==== Entries supplied ====

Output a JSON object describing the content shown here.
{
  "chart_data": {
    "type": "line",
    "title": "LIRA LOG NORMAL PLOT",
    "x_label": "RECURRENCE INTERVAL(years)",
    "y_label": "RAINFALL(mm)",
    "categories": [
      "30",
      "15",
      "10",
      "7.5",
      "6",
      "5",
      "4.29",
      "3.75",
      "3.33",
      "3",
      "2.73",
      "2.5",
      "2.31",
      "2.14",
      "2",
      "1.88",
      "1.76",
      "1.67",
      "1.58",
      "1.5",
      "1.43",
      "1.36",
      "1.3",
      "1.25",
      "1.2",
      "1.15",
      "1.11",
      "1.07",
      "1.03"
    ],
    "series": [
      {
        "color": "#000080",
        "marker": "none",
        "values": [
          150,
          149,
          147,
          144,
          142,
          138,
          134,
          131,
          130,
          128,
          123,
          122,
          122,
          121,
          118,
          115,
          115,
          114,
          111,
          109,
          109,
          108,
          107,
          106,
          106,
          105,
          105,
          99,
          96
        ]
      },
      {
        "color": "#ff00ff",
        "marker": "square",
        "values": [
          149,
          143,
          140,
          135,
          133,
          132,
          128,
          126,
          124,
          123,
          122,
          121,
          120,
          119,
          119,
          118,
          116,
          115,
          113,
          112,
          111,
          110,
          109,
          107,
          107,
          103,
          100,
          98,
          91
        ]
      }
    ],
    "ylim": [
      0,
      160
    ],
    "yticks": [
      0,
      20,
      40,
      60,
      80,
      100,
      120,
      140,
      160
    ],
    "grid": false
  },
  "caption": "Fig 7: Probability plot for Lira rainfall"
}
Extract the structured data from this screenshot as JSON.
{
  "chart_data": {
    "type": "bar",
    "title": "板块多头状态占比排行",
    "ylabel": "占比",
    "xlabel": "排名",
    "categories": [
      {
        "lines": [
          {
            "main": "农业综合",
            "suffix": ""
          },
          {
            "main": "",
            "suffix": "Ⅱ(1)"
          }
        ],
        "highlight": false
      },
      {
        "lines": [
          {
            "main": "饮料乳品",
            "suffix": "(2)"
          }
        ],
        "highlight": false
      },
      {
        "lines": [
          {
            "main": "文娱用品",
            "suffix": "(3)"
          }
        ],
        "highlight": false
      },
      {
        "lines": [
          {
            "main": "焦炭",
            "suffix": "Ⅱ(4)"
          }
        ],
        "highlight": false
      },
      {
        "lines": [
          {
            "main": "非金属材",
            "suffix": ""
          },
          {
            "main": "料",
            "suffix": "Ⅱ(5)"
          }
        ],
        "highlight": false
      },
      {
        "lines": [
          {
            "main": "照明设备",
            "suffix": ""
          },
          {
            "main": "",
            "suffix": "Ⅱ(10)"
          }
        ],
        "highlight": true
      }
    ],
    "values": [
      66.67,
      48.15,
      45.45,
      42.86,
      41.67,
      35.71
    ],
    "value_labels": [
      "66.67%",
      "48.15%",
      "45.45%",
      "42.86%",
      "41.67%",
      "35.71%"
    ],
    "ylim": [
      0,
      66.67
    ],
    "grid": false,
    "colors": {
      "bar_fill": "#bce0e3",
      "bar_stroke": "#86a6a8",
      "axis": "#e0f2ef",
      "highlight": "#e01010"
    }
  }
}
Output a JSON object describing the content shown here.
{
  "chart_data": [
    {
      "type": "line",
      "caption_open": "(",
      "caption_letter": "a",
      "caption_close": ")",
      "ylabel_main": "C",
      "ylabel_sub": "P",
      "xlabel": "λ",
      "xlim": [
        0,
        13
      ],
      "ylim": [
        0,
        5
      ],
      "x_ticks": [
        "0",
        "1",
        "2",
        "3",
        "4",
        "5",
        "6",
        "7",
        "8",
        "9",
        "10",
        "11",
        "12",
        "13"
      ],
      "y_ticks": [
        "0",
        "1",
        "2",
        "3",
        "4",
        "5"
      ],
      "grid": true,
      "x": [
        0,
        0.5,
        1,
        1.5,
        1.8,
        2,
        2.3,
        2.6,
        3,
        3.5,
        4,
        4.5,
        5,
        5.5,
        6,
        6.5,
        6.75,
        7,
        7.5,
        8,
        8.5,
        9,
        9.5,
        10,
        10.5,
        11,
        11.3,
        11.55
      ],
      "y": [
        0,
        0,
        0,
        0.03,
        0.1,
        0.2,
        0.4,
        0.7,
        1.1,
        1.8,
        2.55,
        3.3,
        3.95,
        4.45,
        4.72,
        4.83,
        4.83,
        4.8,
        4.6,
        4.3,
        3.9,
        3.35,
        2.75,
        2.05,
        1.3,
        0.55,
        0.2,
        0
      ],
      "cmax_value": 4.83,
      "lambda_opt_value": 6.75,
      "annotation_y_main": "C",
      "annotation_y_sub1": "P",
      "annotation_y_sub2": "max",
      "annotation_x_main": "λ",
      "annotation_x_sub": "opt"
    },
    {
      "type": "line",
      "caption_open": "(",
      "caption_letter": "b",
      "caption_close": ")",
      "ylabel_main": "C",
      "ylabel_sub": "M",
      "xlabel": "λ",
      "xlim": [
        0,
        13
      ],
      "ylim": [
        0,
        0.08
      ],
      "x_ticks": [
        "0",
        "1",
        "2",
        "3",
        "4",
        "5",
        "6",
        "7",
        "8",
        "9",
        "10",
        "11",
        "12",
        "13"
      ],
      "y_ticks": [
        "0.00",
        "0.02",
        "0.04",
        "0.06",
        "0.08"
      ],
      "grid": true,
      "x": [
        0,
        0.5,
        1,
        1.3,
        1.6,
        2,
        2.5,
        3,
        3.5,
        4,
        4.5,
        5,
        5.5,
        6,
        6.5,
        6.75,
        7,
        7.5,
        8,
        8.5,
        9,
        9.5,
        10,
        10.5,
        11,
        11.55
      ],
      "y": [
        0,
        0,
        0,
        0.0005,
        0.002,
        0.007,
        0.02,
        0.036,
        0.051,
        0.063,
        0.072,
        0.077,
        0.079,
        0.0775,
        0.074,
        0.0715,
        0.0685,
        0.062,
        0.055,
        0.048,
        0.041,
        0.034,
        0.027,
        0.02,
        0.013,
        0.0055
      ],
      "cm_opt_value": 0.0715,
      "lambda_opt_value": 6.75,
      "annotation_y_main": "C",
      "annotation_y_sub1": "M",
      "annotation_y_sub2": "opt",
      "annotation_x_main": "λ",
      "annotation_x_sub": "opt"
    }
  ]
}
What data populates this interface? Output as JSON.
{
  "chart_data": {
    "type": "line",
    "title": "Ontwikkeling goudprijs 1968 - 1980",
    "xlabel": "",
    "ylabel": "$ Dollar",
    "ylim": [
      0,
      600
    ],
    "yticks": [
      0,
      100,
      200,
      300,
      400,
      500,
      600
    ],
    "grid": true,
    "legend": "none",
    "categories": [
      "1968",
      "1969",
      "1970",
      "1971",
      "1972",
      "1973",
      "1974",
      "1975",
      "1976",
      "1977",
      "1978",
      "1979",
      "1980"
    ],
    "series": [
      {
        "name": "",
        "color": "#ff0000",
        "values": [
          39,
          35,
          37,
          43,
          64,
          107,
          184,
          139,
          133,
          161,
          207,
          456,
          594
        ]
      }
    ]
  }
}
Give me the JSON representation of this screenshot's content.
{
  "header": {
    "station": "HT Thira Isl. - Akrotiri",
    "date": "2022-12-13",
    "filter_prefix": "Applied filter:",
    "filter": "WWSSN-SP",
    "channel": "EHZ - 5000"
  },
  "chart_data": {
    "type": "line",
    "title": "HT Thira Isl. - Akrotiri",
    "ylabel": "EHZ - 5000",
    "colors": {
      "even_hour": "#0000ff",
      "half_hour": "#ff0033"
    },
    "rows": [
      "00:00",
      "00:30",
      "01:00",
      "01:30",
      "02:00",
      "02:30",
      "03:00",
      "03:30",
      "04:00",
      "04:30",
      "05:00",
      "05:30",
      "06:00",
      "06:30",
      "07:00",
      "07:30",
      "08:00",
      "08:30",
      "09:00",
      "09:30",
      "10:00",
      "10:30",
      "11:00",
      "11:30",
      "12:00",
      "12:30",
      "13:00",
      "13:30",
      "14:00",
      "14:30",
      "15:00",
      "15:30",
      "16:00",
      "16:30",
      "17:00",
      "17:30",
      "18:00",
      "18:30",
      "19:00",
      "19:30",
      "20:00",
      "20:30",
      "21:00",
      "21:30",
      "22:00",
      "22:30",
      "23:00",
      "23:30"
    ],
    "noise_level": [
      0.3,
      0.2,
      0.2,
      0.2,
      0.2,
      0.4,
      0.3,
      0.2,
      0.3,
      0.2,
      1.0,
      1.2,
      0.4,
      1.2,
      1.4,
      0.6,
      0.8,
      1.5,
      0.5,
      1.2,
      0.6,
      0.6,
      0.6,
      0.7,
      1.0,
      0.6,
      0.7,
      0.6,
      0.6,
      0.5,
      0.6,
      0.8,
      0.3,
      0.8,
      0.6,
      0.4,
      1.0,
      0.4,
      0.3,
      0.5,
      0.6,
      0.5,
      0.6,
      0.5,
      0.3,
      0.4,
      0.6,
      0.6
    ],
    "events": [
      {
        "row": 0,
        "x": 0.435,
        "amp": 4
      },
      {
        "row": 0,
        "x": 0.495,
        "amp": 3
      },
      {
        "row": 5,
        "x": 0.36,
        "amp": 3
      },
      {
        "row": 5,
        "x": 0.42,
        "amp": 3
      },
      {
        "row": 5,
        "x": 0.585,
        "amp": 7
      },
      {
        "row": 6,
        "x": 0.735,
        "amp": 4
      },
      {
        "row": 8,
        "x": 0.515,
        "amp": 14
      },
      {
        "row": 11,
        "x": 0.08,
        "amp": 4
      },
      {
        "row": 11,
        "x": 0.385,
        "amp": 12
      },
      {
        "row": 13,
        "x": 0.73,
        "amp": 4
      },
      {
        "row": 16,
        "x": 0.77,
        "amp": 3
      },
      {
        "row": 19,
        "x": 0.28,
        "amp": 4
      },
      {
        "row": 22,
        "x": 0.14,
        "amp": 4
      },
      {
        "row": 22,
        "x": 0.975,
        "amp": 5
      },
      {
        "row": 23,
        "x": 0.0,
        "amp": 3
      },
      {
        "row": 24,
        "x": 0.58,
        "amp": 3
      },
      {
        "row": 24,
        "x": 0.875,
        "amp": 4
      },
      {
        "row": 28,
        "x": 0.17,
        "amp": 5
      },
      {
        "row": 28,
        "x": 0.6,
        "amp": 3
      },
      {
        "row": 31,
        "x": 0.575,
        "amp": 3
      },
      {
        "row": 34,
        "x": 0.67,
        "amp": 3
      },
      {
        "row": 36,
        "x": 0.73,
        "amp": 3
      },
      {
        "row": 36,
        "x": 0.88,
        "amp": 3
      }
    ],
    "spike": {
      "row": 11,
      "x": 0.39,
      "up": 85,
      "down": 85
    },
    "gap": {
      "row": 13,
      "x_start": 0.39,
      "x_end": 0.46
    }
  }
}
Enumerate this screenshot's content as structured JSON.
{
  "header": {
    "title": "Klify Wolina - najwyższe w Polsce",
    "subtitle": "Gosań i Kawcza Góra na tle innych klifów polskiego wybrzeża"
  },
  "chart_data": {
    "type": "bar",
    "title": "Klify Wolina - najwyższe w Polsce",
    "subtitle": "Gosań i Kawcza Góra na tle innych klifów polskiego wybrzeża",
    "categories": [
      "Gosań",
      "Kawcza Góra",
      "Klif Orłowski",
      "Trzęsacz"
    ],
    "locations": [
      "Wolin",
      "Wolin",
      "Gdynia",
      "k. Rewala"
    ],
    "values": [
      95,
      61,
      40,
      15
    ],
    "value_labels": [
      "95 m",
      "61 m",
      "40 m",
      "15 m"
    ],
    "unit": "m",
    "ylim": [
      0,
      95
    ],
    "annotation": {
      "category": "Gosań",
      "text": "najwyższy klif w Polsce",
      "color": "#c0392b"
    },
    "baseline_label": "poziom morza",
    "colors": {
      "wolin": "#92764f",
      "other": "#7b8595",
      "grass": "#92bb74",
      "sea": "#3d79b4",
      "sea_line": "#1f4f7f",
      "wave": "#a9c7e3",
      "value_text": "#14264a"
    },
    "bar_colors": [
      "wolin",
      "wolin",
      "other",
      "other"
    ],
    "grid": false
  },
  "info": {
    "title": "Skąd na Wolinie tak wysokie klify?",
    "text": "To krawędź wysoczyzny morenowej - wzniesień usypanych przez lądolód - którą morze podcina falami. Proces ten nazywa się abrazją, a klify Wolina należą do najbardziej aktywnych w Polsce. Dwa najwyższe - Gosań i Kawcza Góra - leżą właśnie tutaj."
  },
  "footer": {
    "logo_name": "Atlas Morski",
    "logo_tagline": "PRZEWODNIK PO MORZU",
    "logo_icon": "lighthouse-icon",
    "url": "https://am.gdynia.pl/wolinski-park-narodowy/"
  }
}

====

## Required task
Report only the number of lines that hold the word "Góra".

## Solution for this problem
4